- [Exercise brief]: Pull out each line of the records holding the string "права".

╭─ Data supplied

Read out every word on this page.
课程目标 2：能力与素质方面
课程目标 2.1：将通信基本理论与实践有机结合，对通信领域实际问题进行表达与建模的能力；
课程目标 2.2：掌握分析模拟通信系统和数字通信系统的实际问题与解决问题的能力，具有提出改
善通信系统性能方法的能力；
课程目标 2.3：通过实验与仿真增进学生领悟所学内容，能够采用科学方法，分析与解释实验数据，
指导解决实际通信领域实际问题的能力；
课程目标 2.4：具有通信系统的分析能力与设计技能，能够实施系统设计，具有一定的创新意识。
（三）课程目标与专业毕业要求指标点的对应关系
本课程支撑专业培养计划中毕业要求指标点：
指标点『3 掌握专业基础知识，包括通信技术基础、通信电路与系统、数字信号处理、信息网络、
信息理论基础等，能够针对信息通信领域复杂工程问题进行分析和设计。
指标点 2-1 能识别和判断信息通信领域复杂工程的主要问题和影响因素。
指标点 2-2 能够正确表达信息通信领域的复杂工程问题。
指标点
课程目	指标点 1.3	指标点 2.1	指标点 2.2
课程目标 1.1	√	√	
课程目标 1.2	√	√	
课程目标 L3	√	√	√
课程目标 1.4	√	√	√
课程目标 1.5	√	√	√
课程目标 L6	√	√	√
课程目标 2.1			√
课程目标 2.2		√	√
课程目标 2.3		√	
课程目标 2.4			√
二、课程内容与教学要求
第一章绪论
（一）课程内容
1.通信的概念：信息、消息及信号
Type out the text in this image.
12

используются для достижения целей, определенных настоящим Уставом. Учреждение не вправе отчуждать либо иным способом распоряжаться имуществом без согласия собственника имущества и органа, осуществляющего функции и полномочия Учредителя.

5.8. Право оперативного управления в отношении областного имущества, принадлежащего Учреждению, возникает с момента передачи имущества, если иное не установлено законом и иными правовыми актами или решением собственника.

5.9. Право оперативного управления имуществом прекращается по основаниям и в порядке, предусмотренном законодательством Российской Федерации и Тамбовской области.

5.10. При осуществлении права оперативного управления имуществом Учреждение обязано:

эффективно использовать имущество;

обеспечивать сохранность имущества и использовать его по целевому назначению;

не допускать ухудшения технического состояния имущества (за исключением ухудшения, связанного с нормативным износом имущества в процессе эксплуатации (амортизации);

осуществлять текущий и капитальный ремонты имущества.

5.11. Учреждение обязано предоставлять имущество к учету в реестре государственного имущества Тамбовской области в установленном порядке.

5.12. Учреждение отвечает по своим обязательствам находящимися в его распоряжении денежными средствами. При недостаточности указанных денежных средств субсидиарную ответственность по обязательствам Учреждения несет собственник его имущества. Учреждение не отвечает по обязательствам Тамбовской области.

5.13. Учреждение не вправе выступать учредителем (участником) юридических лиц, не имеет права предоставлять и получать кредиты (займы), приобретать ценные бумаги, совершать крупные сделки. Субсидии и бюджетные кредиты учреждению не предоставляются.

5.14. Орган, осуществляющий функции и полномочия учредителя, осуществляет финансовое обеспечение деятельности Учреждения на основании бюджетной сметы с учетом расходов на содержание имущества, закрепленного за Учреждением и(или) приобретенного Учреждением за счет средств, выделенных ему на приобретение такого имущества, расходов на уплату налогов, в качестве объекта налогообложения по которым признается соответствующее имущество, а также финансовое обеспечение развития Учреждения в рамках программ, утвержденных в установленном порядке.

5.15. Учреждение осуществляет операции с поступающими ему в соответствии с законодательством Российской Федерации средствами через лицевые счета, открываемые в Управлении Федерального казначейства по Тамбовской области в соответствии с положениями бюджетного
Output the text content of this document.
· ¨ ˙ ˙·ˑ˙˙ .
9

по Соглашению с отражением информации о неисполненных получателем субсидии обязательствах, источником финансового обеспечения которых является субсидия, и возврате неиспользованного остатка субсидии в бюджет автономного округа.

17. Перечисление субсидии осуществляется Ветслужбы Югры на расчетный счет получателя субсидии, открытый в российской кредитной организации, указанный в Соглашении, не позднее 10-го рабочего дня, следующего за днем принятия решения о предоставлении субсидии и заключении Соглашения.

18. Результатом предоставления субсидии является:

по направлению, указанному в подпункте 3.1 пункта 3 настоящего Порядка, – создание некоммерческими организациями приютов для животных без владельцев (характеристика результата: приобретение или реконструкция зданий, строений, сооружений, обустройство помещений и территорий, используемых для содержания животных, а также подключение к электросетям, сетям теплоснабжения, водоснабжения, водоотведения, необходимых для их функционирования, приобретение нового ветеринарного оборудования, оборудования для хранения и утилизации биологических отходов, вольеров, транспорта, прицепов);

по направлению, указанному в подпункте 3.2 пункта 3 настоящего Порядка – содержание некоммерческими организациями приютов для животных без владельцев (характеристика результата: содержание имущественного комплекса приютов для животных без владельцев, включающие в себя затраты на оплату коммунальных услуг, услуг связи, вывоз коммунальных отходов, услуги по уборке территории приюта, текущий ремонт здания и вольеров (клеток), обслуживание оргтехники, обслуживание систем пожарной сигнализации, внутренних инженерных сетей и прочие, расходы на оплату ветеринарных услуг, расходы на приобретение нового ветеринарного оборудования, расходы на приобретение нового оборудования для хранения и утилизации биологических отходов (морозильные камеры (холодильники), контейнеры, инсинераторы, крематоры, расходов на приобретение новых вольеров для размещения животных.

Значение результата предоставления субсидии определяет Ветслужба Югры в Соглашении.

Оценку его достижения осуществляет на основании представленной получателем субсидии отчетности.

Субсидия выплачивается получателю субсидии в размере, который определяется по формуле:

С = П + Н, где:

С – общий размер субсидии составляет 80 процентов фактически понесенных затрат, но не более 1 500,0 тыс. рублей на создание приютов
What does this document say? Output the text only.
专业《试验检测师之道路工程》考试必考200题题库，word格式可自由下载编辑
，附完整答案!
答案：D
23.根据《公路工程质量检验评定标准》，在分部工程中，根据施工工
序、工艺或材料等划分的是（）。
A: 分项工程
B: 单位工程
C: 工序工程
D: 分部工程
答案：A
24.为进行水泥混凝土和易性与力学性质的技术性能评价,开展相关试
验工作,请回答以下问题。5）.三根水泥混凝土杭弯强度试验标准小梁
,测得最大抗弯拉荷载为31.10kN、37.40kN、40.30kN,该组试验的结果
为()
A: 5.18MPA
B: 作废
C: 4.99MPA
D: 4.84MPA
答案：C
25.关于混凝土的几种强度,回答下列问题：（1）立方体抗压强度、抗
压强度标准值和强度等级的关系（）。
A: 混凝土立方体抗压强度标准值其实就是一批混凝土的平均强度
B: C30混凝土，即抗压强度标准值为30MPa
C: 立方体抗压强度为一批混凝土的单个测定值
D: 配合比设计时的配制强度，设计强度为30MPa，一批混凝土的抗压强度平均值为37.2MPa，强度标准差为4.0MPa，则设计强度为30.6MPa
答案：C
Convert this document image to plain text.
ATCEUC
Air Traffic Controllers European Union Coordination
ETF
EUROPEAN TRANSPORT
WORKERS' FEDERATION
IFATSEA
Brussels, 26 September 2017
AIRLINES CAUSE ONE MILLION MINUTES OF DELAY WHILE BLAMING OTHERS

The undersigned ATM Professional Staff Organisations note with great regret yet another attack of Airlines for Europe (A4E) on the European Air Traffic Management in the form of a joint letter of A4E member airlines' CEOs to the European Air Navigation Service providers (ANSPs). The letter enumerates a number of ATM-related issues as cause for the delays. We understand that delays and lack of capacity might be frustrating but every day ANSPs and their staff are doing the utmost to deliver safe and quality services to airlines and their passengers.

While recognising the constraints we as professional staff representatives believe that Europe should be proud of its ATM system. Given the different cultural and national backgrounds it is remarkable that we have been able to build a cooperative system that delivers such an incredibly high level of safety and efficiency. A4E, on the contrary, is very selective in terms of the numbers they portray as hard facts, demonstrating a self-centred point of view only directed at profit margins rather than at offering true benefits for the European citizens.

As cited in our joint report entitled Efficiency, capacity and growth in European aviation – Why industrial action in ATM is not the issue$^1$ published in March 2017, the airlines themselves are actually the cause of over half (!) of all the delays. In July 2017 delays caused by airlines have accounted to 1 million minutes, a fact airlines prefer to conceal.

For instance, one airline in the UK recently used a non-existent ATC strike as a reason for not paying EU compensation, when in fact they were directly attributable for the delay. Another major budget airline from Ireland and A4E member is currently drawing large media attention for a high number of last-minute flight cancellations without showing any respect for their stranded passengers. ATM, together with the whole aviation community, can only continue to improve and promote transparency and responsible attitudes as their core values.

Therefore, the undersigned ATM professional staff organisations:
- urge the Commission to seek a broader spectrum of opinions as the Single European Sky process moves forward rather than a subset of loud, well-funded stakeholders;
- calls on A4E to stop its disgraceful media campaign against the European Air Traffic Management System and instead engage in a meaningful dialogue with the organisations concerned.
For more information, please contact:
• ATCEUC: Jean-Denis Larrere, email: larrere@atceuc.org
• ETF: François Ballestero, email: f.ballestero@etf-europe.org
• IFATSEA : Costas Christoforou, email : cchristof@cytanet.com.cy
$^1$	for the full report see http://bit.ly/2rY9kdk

╰─

- [Answer]:
5.10. При осуществлении права оперативного управления имуществом Учреждение обязано:
5.13. Учреждение не вправе выступать учредителем (участником) юридических лиц, не имеет права предоставлять и получать кредиты (займы), приобретать ценные бумаги, совершать крупные сделки. Субсидии и бюджетные кредиты учреждению не предоставляются.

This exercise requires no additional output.